# Qué hacer:
[A] En el fragmento seleccionado, ¿qué tiene roto quien conversa con el médico?
[B] Reproduce sin cambios el texto del fragmento seleccionado empezando por "Nunca me acuerdo." y continuando hasta "hayan tocado nada.".
[C] Resume en una sola oración el párrafo del fragmento seleccionado que empieza con "Nunca me acuerdo".

# Fragmento seleccionado:
Nunca me acuerdo. Ese fue el comienzo. La conversación posterior, con el médico, hizo que todos respiraran de otra forma.

– ¿Qué tal estás hoy?
– Bien.
– ¿Qué tal has pasado la noche?
– Mejor que la de ayer. Me voy acostumbrando a dormir boca arriba. Pero todavía me cuesta.
– Eso está bien. Todavía tardarán en curar.
– ¿El qué?
– Tienes la caja torácica fracturada. Las costillas rotas. Has tenido suerte de que no hayan tocado nada.
– ¿Por qué?
– Se te paró el corazón y hemos tenido que reanimarte.

# Datos proporcionados:
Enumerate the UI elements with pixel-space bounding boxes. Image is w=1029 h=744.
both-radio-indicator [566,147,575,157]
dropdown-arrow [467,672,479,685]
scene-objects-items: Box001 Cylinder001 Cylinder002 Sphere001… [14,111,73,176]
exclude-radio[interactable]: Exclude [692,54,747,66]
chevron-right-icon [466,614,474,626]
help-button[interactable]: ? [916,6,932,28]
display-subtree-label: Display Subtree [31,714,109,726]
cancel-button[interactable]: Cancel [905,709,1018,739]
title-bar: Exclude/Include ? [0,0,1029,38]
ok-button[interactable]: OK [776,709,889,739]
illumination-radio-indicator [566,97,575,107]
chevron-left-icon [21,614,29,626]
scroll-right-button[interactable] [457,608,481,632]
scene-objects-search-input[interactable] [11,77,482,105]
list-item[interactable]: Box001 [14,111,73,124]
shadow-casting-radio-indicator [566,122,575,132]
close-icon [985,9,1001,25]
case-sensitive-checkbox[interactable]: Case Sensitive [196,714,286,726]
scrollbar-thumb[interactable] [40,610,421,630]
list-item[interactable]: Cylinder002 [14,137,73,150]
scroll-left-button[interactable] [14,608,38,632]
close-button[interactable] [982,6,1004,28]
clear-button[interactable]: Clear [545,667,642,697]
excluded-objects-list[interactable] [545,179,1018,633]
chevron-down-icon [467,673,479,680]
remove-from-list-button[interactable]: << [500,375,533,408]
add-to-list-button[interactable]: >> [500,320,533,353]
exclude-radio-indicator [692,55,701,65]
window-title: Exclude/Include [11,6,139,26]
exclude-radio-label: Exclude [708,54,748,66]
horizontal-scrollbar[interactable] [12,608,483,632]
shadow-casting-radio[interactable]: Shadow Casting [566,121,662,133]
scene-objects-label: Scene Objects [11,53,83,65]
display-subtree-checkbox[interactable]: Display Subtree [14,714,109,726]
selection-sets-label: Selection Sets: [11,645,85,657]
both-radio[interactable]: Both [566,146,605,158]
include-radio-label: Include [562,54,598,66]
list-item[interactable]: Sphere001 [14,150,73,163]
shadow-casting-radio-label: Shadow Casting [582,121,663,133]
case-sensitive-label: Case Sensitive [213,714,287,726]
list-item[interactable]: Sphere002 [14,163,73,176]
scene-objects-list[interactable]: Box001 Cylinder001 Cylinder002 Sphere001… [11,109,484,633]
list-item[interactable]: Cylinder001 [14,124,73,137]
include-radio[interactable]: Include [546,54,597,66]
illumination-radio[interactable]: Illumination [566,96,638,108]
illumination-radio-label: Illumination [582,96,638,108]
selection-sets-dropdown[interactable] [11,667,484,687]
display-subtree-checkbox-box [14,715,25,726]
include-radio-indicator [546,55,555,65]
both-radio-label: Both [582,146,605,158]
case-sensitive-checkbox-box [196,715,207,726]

# Respuestas del ejercicio:
[A] Las costillas: tiene la caja torácica fracturada.

[B]
Nunca me acuerdo. Ese fue el comienzo. La conversación posterior, con el médico, hizo que todos respiraran de otra forma.

– ¿Qué tal estás hoy?
– Bien.
– ¿Qué tal has pasado la noche?
– Mejor que la de ayer. Me voy acostumbrando a dormir boca arriba. Pero todavía me cuesta.
– Eso está bien. Todavía tardarán en curar.
– ¿El qué?
– Tienes la caja torácica fracturada. Las costillas rotas. Has tenido suerte de que no hayan tocado nada.

[C] Todo comenzó con un "nunca me acuerdo", y la conversación posterior con el médico hizo que todos respiraran de otra forma.